- _Task goal_
Find the word "комбо" in the material below and gather every line that contains it.

- _Provided records_
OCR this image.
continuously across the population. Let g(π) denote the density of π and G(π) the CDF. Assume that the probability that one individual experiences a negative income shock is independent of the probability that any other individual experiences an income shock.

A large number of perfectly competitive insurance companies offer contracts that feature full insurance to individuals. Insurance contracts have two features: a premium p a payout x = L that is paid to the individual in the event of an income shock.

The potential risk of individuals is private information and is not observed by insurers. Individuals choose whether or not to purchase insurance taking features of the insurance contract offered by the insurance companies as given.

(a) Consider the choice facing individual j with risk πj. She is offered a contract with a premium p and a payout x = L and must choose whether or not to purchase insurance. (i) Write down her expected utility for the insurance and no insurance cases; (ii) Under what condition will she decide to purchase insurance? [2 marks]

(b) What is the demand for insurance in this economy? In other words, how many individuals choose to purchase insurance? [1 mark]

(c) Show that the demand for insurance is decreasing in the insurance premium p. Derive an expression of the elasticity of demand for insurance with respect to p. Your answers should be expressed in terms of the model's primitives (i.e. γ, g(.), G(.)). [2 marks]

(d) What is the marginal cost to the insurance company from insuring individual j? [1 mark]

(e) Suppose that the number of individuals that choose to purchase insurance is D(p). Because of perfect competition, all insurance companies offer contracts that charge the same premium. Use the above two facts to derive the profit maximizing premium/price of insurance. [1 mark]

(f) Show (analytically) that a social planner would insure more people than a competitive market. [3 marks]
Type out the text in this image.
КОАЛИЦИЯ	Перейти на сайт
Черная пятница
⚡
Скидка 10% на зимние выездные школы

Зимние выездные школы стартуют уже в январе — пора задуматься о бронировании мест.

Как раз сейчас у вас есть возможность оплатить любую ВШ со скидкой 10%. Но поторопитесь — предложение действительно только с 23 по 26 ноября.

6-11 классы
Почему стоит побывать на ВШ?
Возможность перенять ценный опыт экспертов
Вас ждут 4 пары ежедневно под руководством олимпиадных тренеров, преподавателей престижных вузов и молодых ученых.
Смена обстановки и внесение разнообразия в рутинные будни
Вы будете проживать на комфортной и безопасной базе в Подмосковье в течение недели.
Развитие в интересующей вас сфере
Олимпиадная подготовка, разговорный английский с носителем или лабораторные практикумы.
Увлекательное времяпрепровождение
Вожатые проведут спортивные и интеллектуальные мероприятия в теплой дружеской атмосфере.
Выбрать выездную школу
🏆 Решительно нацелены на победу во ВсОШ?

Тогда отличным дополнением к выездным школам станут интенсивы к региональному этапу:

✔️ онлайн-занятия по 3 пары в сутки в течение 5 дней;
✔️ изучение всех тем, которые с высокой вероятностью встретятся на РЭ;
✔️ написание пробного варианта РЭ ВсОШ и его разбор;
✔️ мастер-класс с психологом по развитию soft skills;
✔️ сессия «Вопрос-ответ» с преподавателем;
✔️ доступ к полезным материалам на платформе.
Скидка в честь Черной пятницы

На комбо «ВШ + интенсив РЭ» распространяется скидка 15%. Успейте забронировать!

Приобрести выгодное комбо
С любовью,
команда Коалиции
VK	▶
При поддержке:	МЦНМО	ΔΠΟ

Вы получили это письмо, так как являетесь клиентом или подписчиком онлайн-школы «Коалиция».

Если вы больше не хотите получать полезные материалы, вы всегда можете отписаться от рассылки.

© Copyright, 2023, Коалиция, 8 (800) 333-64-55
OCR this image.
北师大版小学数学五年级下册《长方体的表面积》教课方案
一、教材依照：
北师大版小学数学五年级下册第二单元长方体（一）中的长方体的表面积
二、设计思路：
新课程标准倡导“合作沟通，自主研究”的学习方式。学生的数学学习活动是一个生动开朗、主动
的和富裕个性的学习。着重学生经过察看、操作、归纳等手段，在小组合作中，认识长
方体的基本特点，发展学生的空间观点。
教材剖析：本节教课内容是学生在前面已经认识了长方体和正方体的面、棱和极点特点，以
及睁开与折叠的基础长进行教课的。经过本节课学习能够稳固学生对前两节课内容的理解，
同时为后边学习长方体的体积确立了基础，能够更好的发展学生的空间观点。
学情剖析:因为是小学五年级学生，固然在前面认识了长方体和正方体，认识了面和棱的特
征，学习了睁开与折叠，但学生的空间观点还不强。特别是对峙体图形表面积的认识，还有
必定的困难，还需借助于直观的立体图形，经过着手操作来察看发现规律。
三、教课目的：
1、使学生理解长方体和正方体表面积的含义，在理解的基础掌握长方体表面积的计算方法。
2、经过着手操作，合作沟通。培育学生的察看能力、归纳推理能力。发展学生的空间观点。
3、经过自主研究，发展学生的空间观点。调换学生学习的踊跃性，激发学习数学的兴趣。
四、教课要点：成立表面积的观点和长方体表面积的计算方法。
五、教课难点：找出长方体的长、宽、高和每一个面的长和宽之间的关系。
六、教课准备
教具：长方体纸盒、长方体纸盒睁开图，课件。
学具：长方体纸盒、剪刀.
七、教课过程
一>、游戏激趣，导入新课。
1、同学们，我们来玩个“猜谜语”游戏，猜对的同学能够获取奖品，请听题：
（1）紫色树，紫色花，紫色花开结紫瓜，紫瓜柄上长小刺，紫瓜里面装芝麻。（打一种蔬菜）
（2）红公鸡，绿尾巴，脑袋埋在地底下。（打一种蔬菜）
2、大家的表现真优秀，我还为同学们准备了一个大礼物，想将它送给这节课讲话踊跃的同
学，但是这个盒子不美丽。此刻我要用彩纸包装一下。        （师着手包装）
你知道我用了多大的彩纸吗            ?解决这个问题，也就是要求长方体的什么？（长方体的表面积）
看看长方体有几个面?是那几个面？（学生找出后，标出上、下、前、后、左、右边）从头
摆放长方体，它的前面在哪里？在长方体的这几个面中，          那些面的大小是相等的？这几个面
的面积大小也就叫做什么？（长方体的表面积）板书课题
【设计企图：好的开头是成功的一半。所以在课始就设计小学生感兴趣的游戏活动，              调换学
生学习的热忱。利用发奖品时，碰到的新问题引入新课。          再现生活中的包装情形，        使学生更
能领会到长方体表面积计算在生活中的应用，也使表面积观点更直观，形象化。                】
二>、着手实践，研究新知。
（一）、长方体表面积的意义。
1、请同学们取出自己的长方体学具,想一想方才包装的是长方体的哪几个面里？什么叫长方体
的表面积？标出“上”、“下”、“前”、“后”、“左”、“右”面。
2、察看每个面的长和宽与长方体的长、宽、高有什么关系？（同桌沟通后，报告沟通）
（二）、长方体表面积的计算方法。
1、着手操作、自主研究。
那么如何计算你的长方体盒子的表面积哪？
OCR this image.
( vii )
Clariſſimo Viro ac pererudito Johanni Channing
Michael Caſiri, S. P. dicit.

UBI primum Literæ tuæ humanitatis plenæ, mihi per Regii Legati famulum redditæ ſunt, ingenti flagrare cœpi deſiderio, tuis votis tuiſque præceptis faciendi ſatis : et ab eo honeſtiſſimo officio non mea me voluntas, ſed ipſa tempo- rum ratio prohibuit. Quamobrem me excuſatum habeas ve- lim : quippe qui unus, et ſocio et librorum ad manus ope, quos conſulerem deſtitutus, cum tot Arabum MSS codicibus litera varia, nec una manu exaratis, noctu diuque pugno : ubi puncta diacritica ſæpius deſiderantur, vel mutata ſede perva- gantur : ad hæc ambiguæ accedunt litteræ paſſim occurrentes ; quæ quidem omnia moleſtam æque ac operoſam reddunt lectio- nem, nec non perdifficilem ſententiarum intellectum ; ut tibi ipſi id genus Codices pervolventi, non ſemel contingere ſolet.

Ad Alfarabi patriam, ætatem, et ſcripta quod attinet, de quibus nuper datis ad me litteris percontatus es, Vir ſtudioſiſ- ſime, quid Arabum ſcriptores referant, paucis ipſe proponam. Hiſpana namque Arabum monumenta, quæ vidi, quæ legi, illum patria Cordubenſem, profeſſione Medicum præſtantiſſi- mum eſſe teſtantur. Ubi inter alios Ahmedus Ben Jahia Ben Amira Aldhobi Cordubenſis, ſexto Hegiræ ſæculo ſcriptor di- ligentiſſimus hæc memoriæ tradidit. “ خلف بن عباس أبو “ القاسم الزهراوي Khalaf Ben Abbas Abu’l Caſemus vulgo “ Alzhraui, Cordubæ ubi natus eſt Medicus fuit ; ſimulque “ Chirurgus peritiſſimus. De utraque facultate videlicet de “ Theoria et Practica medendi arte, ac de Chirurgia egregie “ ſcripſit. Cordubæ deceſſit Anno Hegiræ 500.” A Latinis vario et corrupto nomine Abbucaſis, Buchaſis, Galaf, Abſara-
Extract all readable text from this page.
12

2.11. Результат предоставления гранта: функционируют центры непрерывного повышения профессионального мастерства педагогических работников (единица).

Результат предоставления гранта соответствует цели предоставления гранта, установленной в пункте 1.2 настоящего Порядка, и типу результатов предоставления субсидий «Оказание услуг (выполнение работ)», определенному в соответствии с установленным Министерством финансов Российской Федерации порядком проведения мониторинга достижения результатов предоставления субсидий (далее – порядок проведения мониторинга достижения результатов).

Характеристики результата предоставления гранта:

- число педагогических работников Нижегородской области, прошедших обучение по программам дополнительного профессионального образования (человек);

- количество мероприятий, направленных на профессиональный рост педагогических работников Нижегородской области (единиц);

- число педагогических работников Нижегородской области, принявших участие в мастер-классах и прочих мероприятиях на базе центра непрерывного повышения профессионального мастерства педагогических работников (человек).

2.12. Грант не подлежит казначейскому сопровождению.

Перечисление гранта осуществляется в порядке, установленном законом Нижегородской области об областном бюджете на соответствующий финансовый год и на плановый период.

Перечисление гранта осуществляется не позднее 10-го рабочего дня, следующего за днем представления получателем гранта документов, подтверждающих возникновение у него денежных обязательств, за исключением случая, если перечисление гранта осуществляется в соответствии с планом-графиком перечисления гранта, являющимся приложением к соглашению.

- _Result below_
На комбо «ВШ + интенсив РЭ» распространяется скидка 15%. Успейте забронировать!
Приобрести выгодное комбо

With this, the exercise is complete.